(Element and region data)
## start

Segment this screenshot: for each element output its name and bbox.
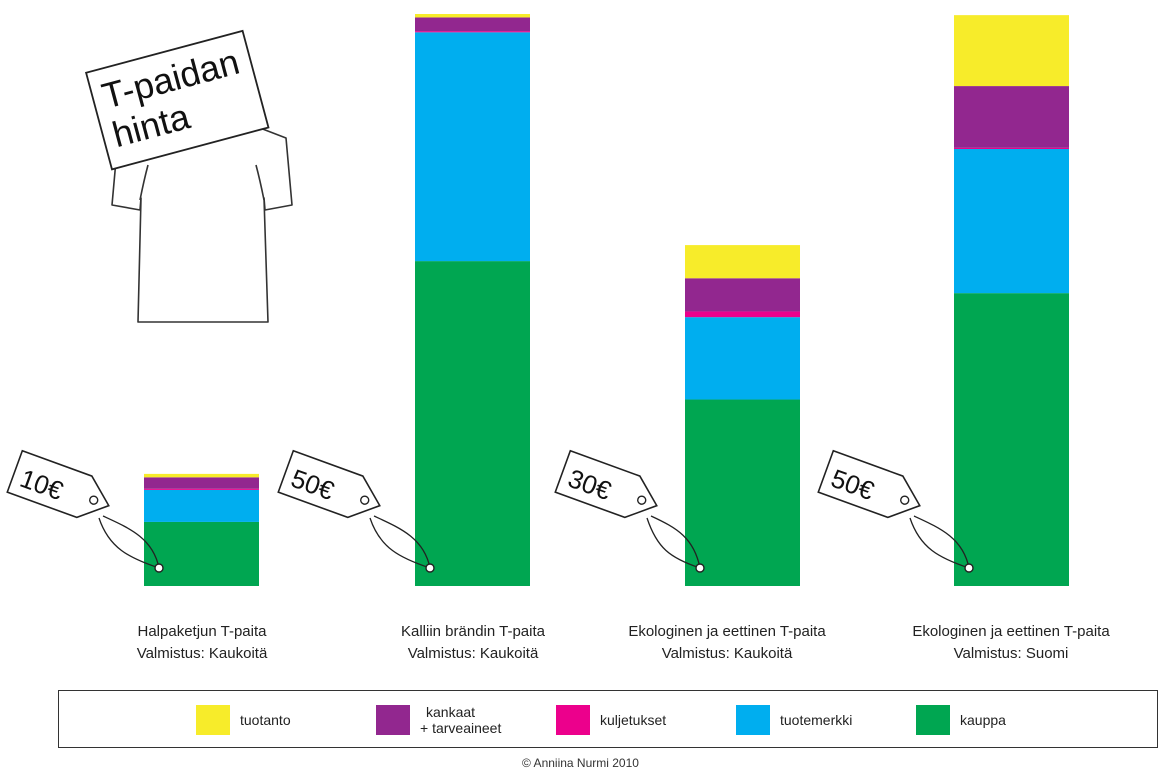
bar-segment-kauppa-3	[685, 399, 800, 586]
price-tag-knot-2	[425, 563, 435, 573]
category-label-3: Ekologinen ja eettinen T-paita Valmistus:…	[597, 621, 857, 665]
bar-segment-kankaat-tarveaineet-1	[144, 477, 259, 489]
bars-layer	[144, 14, 1069, 586]
legend-swatch	[916, 705, 950, 735]
bar-segment-tuotemerkki-3	[685, 317, 800, 400]
legend-label: kankaat + tarveaineet	[420, 704, 502, 736]
legend-item-kuljetukset: kuljetukset	[556, 705, 666, 735]
legend-item-tuotanto: tuotanto	[196, 705, 291, 735]
bar-segment-tuotemerkki-4	[954, 148, 1069, 294]
bar-segment-tuotanto-3	[685, 245, 800, 279]
copyright: © Anniina Nurmi 2010	[522, 756, 639, 770]
bar-segment-kankaat-tarveaineet-2	[415, 17, 530, 32]
bar-segment-kauppa-1	[144, 521, 259, 586]
legend-label: kuljetukset	[600, 712, 667, 728]
bar-segment-kuljetukset-2	[415, 31, 530, 33]
price-tags-layer: 10€ 50€ 30€ 50€	[6, 449, 974, 573]
price-tag-2: 50€	[277, 449, 381, 519]
bar-segment-tuotemerkki-1	[144, 489, 259, 522]
category-label-line2: Valmistus: Suomi	[953, 645, 1069, 662]
bar-segment-kauppa-4	[954, 293, 1069, 586]
legend-item-kauppa: kauppa	[916, 705, 1006, 735]
category-label-line1: Ekologinen ja eettinen T-paita	[628, 623, 826, 640]
bar-segment-kauppa-2	[415, 261, 530, 586]
price-tag-4: 50€	[817, 449, 921, 519]
bar-segment-tuotanto-2	[415, 14, 530, 18]
category-label-4: Ekologinen ja eettinen T-paita Valmistus:…	[881, 621, 1141, 665]
legend-swatch	[196, 705, 230, 735]
bar-segment-kuljetukset-1	[144, 488, 259, 490]
legend: tuotanto kankaat + tarveaineet kuljetukset t…	[58, 690, 1158, 748]
category-label-line1: Kalliin brändin T-paita	[401, 623, 545, 640]
price-tag-knot-4	[964, 563, 974, 573]
category-label-line2: Valmistus: Kaukoitä	[136, 645, 268, 662]
price-tag-string-4	[909, 515, 970, 569]
bar-segment-tuotanto-1	[144, 473, 259, 478]
bar-segment-kankaat-tarveaineet-3	[685, 278, 800, 312]
legend-swatch	[736, 705, 770, 735]
bar-segment-tuotanto-4	[954, 15, 1069, 87]
price-tag-1: 10€	[6, 449, 110, 519]
category-label-line1: Ekologinen ja eettinen T-paita	[912, 623, 1110, 640]
bar-segment-kuljetukset-4	[954, 147, 1069, 149]
price-tag-3: 30€	[554, 449, 658, 519]
legend-swatch	[376, 705, 410, 735]
bar-segment-kuljetukset-3	[685, 311, 800, 318]
price-tag-string-1	[98, 515, 160, 569]
price-tag-string-3	[646, 515, 701, 569]
bar-segment-kankaat-tarveaineet-4	[954, 86, 1069, 148]
category-label-line1: Halpaketjun T-paita	[137, 623, 267, 640]
price-tag-string-2	[369, 515, 431, 569]
bar-segment-tuotemerkki-2	[415, 32, 530, 262]
price-tag-knot-3	[695, 563, 705, 573]
legend-item-tuotemerkki: tuotemerkki	[736, 705, 852, 735]
category-label-2: Kalliin brändin T-paita Valmistus: Kaukoi…	[343, 621, 603, 665]
legend-label: tuotanto	[240, 712, 291, 728]
category-label-1: Halpaketjun T-paita Valmistus: Kaukoitä	[72, 621, 332, 665]
legend-label: kauppa	[960, 712, 1006, 728]
category-label-line2: Valmistus: Kaukoitä	[407, 645, 539, 662]
stacked-bar-chart: T-paidan hinta 10€ 50€ 30€ 50€	[6, 14, 1069, 586]
legend-swatch	[556, 705, 590, 735]
price-tag-knot-1	[154, 563, 164, 573]
legend-label: tuotemerkki	[780, 712, 853, 728]
legend-item-kankaat-tarveaineet: kankaat + tarveaineet	[376, 704, 502, 736]
title-sign: T-paidan hinta	[84, 29, 270, 171]
category-label-line2: Valmistus: Kaukoitä	[661, 645, 793, 662]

## end

§ TO BE DONE: Swap every occurrence of "kuljetukset" in the records for "rahti" and write the lines out again with nothing else changed. Leave the pictures out of the result.

§ WRITTEN RESPONSE:
Segment this screenshot: for each element output its name and bbox.
bar-segment-kauppa-3	[685, 399, 800, 586]
price-tag-knot-2	[425, 563, 435, 573]
category-label-3: Ekologinen ja eettinen T-paita Valmistus:…	[597, 621, 857, 665]
bar-segment-kankaat-tarveaineet-1	[144, 477, 259, 489]
bars-layer	[144, 14, 1069, 586]
legend-swatch	[916, 705, 950, 735]
bar-segment-tuotemerkki-3	[685, 317, 800, 400]
legend-label: kankaat + tarveaineet	[420, 704, 502, 736]
legend-item-rahti: rahti	[556, 705, 666, 735]
legend-item-tuotanto: tuotanto	[196, 705, 291, 735]
bar-segment-tuotemerkki-4	[954, 148, 1069, 294]
bar-segment-tuotanto-3	[685, 245, 800, 279]
copyright: © Anniina Nurmi 2010	[522, 756, 639, 770]
bar-segment-kankaat-tarveaineet-2	[415, 17, 530, 32]
bar-segment-kauppa-1	[144, 521, 259, 586]
legend-label: rahti	[600, 712, 667, 728]
bar-segment-rahti-2	[415, 31, 530, 33]
price-tags-layer: 10€ 50€ 30€ 50€	[6, 449, 974, 573]
price-tag-2: 50€	[277, 449, 381, 519]
bar-segment-tuotemerkki-1	[144, 489, 259, 522]
category-label-line2: Valmistus: Suomi	[953, 645, 1069, 662]
bar-segment-kauppa-4	[954, 293, 1069, 586]
legend-item-kauppa: kauppa	[916, 705, 1006, 735]
category-label-line1: Ekologinen ja eettinen T-paita	[628, 623, 826, 640]
bar-segment-kauppa-2	[415, 261, 530, 586]
price-tag-4: 50€	[817, 449, 921, 519]
bar-segment-tuotanto-2	[415, 14, 530, 18]
category-label-4: Ekologinen ja eettinen T-paita Valmistus:…	[881, 621, 1141, 665]
legend-swatch	[196, 705, 230, 735]
bar-segment-rahti-1	[144, 488, 259, 490]
legend: tuotanto kankaat + tarveaineet rahti t…	[58, 690, 1158, 748]
category-label-line1: Kalliin brändin T-paita	[401, 623, 545, 640]
price-tag-knot-4	[964, 563, 974, 573]
category-label-line2: Valmistus: Kaukoitä	[136, 645, 268, 662]
price-tag-string-4	[909, 515, 970, 569]
bar-segment-tuotanto-1	[144, 473, 259, 478]
bar-segment-kankaat-tarveaineet-3	[685, 278, 800, 312]
legend-swatch	[736, 705, 770, 735]
bar-segment-tuotanto-4	[954, 15, 1069, 87]
price-tag-1: 10€	[6, 449, 110, 519]
category-label-line1: Ekologinen ja eettinen T-paita	[912, 623, 1110, 640]
bar-segment-rahti-4	[954, 147, 1069, 149]
price-tag-3: 30€	[554, 449, 658, 519]
legend-swatch	[376, 705, 410, 735]
bar-segment-rahti-3	[685, 311, 800, 318]
price-tag-string-1	[98, 515, 160, 569]
price-tag-string-3	[646, 515, 701, 569]
bar-segment-kankaat-tarveaineet-4	[954, 86, 1069, 148]
category-label-line1: Halpaketjun T-paita	[137, 623, 267, 640]
price-tag-string-2	[369, 515, 431, 569]
bar-segment-tuotemerkki-2	[415, 32, 530, 262]
price-tag-knot-3	[695, 563, 705, 573]
legend-item-tuotemerkki: tuotemerkki	[736, 705, 852, 735]
category-label-2: Kalliin brändin T-paita Valmistus: Kaukoi…	[343, 621, 603, 665]
legend-label: tuotanto	[240, 712, 291, 728]
category-label-1: Halpaketjun T-paita Valmistus: Kaukoitä	[72, 621, 332, 665]
legend-label: kauppa	[960, 712, 1006, 728]
category-label-line2: Valmistus: Kaukoitä	[407, 645, 539, 662]
stacked-bar-chart: T-paidan hinta 10€ 50€ 30€ 50€	[6, 14, 1069, 586]
legend-swatch	[556, 705, 590, 735]
price-tag-knot-1	[154, 563, 164, 573]
legend-label: tuotemerkki	[780, 712, 853, 728]
legend-item-kankaat-tarveaineet: kankaat + tarveaineet	[376, 704, 502, 736]
title-sign: T-paidan hinta	[84, 29, 270, 171]
category-label-line2: Valmistus: Kaukoitä	[661, 645, 793, 662]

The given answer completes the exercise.